Report only the number of lines holding "content".

======== Exercise input

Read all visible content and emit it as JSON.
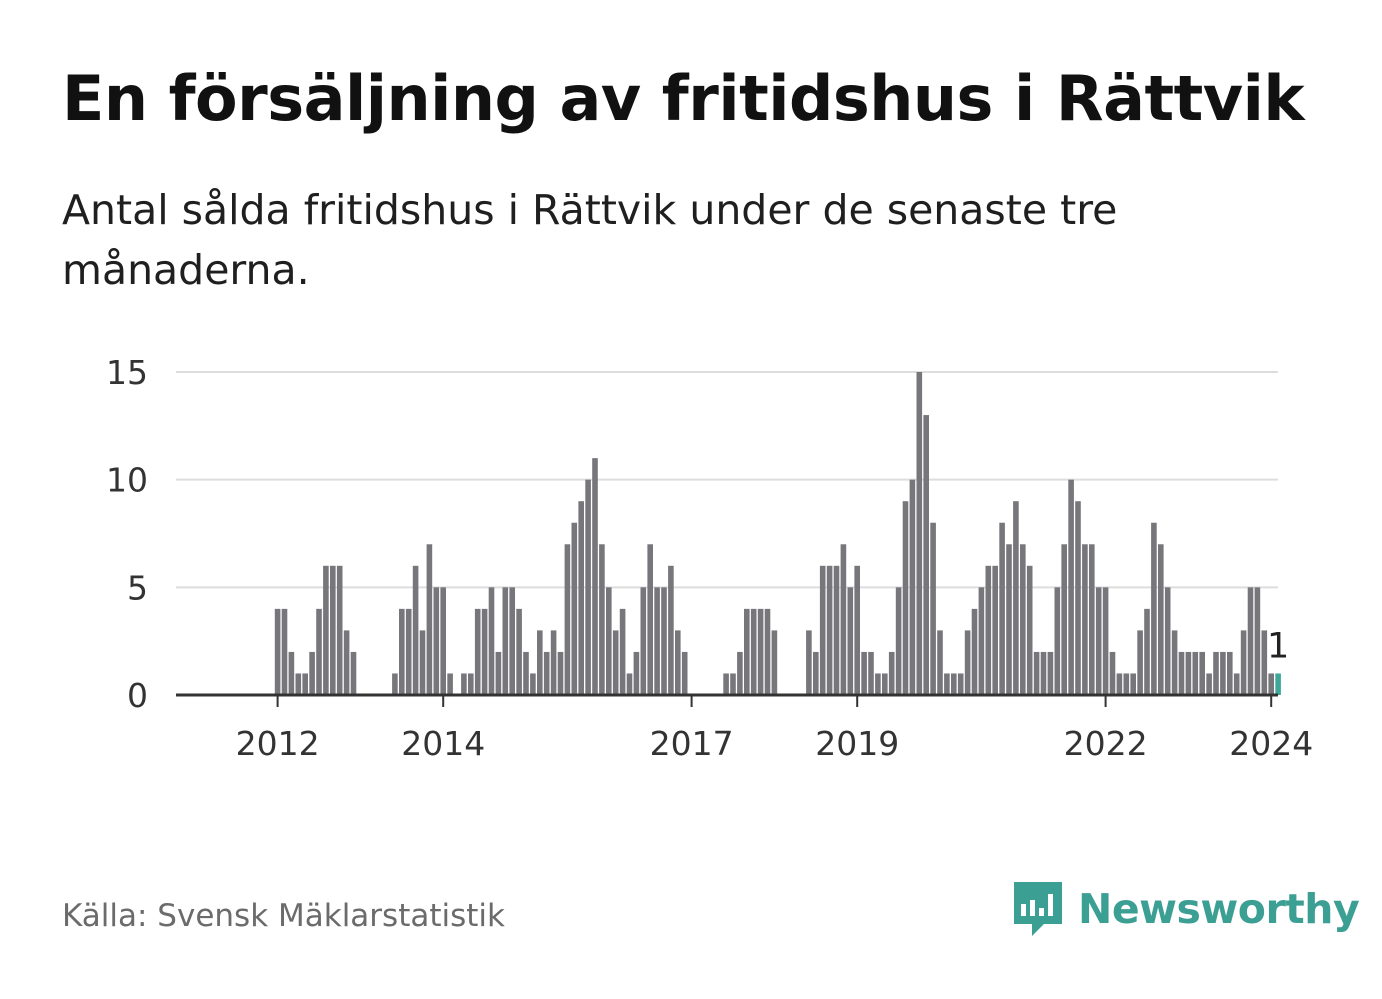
{
  "header": {
    "title": "En försäljning av fritidshus i Rättvik",
    "subtitle": "Antal sålda fritidshus i Rättvik under de senaste tre månaderna."
  },
  "footer": {
    "source": "Källa: Svensk Mäklarstatistik",
    "brand": "Newsworthy"
  },
  "colors": {
    "bar": "#77767b",
    "highlight": "#3ea79a",
    "grid": "#dddddd",
    "axis": "#333333",
    "brand": "#3c9f94"
  },
  "chart_data": {
    "type": "bar",
    "ylim": [
      0,
      15
    ],
    "yticks": [
      0,
      5,
      10,
      15
    ],
    "xticks": [
      "2012",
      "2014",
      "2017",
      "2019",
      "2022",
      "2024"
    ],
    "xtick_indices": [
      7,
      31,
      67,
      91,
      127,
      151
    ],
    "grid": true,
    "highlight_label": "1",
    "values": [
      0,
      0,
      0,
      0,
      0,
      0,
      0,
      4,
      4,
      2,
      1,
      1,
      2,
      4,
      6,
      6,
      6,
      3,
      2,
      0,
      0,
      0,
      0,
      0,
      1,
      4,
      4,
      6,
      3,
      7,
      5,
      5,
      1,
      0,
      1,
      1,
      4,
      4,
      5,
      2,
      5,
      5,
      4,
      2,
      1,
      3,
      2,
      3,
      2,
      7,
      8,
      9,
      10,
      11,
      7,
      5,
      3,
      4,
      1,
      2,
      5,
      7,
      5,
      5,
      6,
      3,
      2,
      0,
      0,
      0,
      0,
      0,
      1,
      1,
      2,
      4,
      4,
      4,
      4,
      3,
      0,
      0,
      0,
      0,
      3,
      2,
      6,
      6,
      6,
      7,
      5,
      6,
      2,
      2,
      1,
      1,
      2,
      5,
      9,
      10,
      15,
      13,
      8,
      3,
      1,
      1,
      1,
      3,
      4,
      5,
      6,
      6,
      8,
      7,
      9,
      7,
      6,
      2,
      2,
      2,
      5,
      7,
      10,
      9,
      7,
      7,
      5,
      5,
      2,
      1,
      1,
      1,
      3,
      4,
      8,
      7,
      5,
      3,
      2,
      2,
      2,
      2,
      1,
      2,
      2,
      2,
      1,
      3,
      5,
      5,
      3,
      1,
      1
    ]
  }
}
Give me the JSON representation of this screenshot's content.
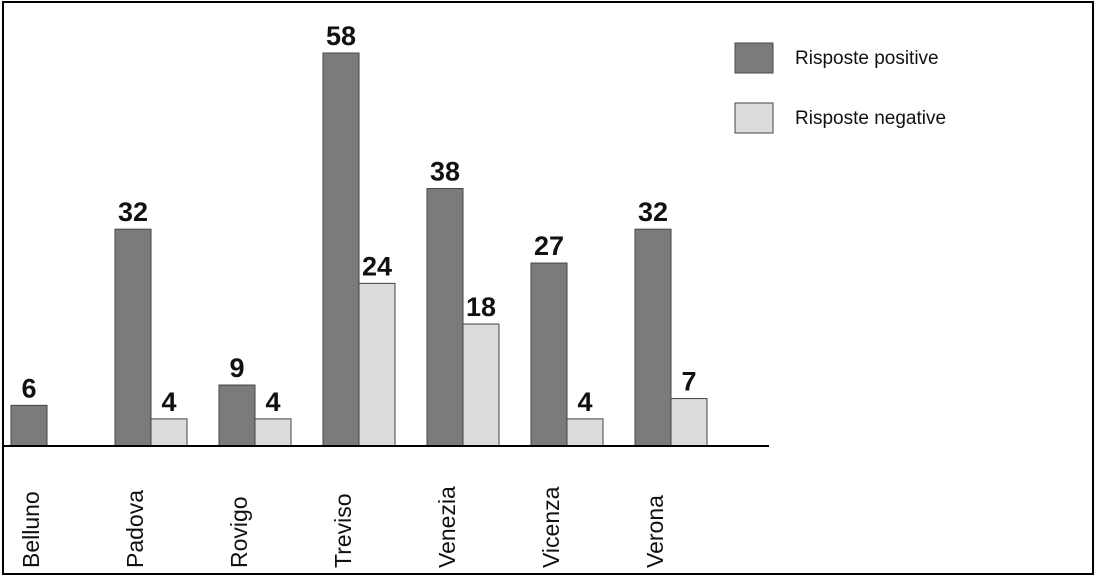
{
  "chart_data": {
    "type": "bar",
    "categories": [
      "Belluno",
      "Padova",
      "Rovigo",
      "Treviso",
      "Venezia",
      "Vicenza",
      "Verona"
    ],
    "series": [
      {
        "name": "Risposte positive",
        "color": "#7b7b7b",
        "values": [
          6,
          32,
          9,
          58,
          38,
          27,
          32
        ]
      },
      {
        "name": "Risposte negative",
        "color": "#dcdcdc",
        "values": [
          0,
          4,
          4,
          24,
          18,
          4,
          7
        ]
      }
    ],
    "value_labels": [
      [
        "6",
        "32",
        "9",
        "58",
        "38",
        "27",
        "32"
      ],
      [
        "",
        "4",
        "4",
        "24",
        "18",
        "4",
        "7"
      ]
    ],
    "ylim": [
      0,
      58
    ],
    "legend": "top-right",
    "grid": false
  }
}
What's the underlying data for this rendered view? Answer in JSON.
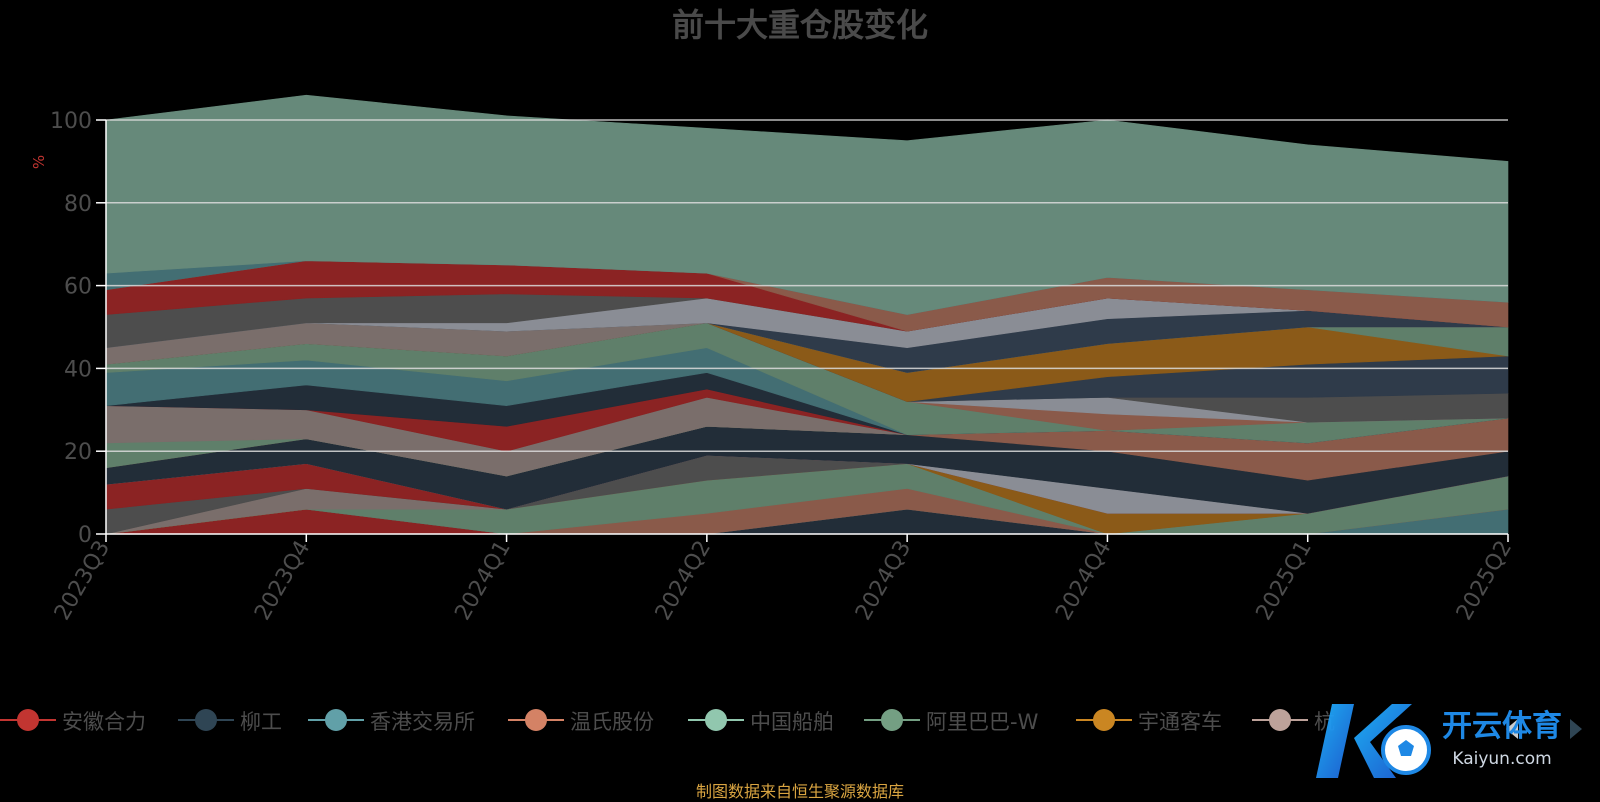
{
  "title": "前十大重仓股变化",
  "source_note": "制图数据来自恒生聚源数据库",
  "watermark": {
    "text": "开云体育",
    "subtext": "Kaiyun.com"
  },
  "legend_nav": {
    "prev_icon": "chevron-left-icon",
    "next_icon": "chevron-right-icon"
  },
  "chart_data": {
    "type": "area",
    "stacked": true,
    "title": "前十大重仓股变化",
    "ylabel": "%",
    "ylim": [
      0,
      100
    ],
    "yticks": [
      0,
      20,
      40,
      60,
      80,
      100
    ],
    "grid": true,
    "legend_position": "bottom",
    "x": [
      "2023Q3",
      "2023Q4",
      "2024Q1",
      "2024Q2",
      "2024Q3",
      "2024Q4",
      "2025Q1",
      "2025Q2"
    ],
    "legend": [
      {
        "name": "安徽合力",
        "color": "#c23531"
      },
      {
        "name": "柳工",
        "color": "#2f4554"
      },
      {
        "name": "香港交易所",
        "color": "#61a0a8"
      },
      {
        "name": "温氏股份",
        "color": "#d48265"
      },
      {
        "name": "中国船舶",
        "color": "#91c7ae"
      },
      {
        "name": "阿里巴巴-W",
        "color": "#749f83"
      },
      {
        "name": "宇通客车",
        "color": "#ca8622"
      },
      {
        "name": "杭",
        "color": "#bda29a"
      }
    ],
    "layers": [
      {
        "color": "#8b2323",
        "values": [
          0,
          6,
          0,
          0,
          0,
          0,
          0,
          0
        ]
      },
      {
        "color": "#222d38",
        "values": [
          0,
          0,
          0,
          0,
          6,
          0,
          0,
          0
        ]
      },
      {
        "color": "#436e73",
        "values": [
          0,
          0,
          0,
          0,
          0,
          0,
          0,
          6
        ]
      },
      {
        "color": "#5a5a5a",
        "values": [
          0,
          0,
          0,
          0,
          0,
          0,
          0,
          0
        ]
      },
      {
        "color": "#8a5a4a",
        "values": [
          0,
          0,
          0,
          5,
          5,
          0,
          0,
          0
        ]
      },
      {
        "color": "#5f7f6a",
        "values": [
          0,
          0,
          6,
          8,
          6,
          0,
          5,
          8
        ]
      },
      {
        "color": "#8b5a18",
        "values": [
          0,
          0,
          0,
          0,
          0,
          5,
          0,
          0
        ]
      },
      {
        "color": "#7a6e6b",
        "values": [
          0,
          5,
          0,
          0,
          0,
          0,
          0,
          0
        ]
      },
      {
        "color": "#4d4d4d",
        "values": [
          6,
          0,
          0,
          6,
          0,
          0,
          0,
          0
        ]
      },
      {
        "color": "#8b2323",
        "values": [
          6,
          6,
          0,
          0,
          0,
          0,
          0,
          0
        ]
      },
      {
        "color": "#8a8d95",
        "values": [
          0,
          0,
          0,
          0,
          0,
          6,
          0,
          0
        ]
      },
      {
        "color": "#222d38",
        "values": [
          4,
          6,
          8,
          7,
          7,
          9,
          8,
          6
        ]
      },
      {
        "color": "#8a5a4a",
        "values": [
          0,
          0,
          0,
          0,
          0,
          5,
          9,
          8
        ]
      },
      {
        "color": "#5f7f6a",
        "values": [
          6,
          0,
          0,
          0,
          0,
          0,
          0,
          0
        ]
      },
      {
        "color": "#7a6e6b",
        "values": [
          9,
          7,
          6,
          7,
          0,
          0,
          0,
          0
        ]
      },
      {
        "color": "#8b2323",
        "values": [
          0,
          0,
          6,
          2,
          0,
          0,
          0,
          0
        ]
      },
      {
        "color": "#222d38",
        "values": [
          0,
          6,
          5,
          4,
          0,
          0,
          0,
          0
        ]
      },
      {
        "color": "#436e73",
        "values": [
          8,
          6,
          6,
          6,
          0,
          0,
          0,
          0
        ]
      },
      {
        "color": "#5f7f6a",
        "values": [
          2,
          4,
          6,
          6,
          8,
          0,
          5,
          0
        ]
      },
      {
        "color": "#8a5a4a",
        "values": [
          0,
          0,
          0,
          0,
          0,
          4,
          0,
          0
        ]
      },
      {
        "color": "#8a8d95",
        "values": [
          0,
          0,
          0,
          0,
          0,
          4,
          0,
          0
        ]
      },
      {
        "color": "#4d4d4d",
        "values": [
          0,
          0,
          0,
          0,
          0,
          0,
          6,
          6
        ]
      },
      {
        "color": "#2f3b4a",
        "values": [
          0,
          0,
          0,
          0,
          0,
          5,
          8,
          9
        ]
      },
      {
        "color": "#8b5a18",
        "values": [
          0,
          0,
          0,
          0,
          7,
          8,
          9,
          0
        ]
      },
      {
        "color": "#5f7f6a",
        "values": [
          0,
          0,
          0,
          0,
          0,
          0,
          0,
          7
        ]
      },
      {
        "color": "#7a6e6b",
        "values": [
          4,
          5,
          6,
          0,
          0,
          0,
          0,
          0
        ]
      },
      {
        "color": "#2f3b4a",
        "values": [
          0,
          0,
          0,
          0,
          6,
          6,
          4,
          0
        ]
      },
      {
        "color": "#8a8d95",
        "values": [
          0,
          0,
          2,
          6,
          4,
          5,
          0,
          0
        ]
      },
      {
        "color": "#4d4d4d",
        "values": [
          8,
          6,
          7,
          0,
          0,
          0,
          0,
          0
        ]
      },
      {
        "color": "#8b2323",
        "values": [
          6,
          9,
          7,
          6,
          0,
          0,
          0,
          0
        ]
      },
      {
        "color": "#8a5a4a",
        "values": [
          0,
          0,
          0,
          0,
          4,
          5,
          5,
          6
        ]
      },
      {
        "color": "#436e73",
        "values": [
          4,
          0,
          0,
          0,
          0,
          0,
          0,
          0
        ]
      },
      {
        "color": "#66897a",
        "values": [
          37,
          40,
          36,
          35,
          42,
          38,
          35,
          34
        ]
      }
    ]
  }
}
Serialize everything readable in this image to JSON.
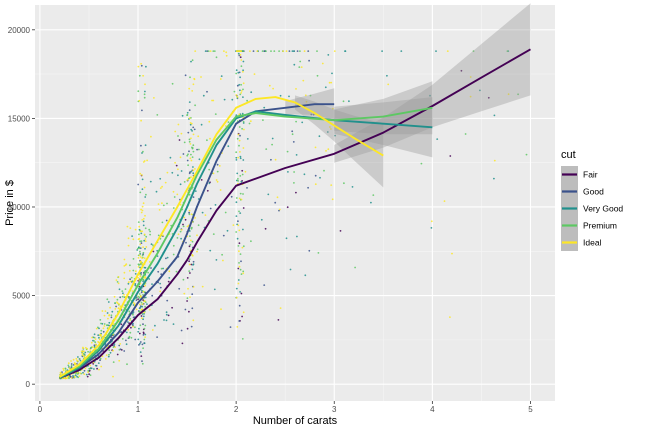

================

— Answer to this problem —
2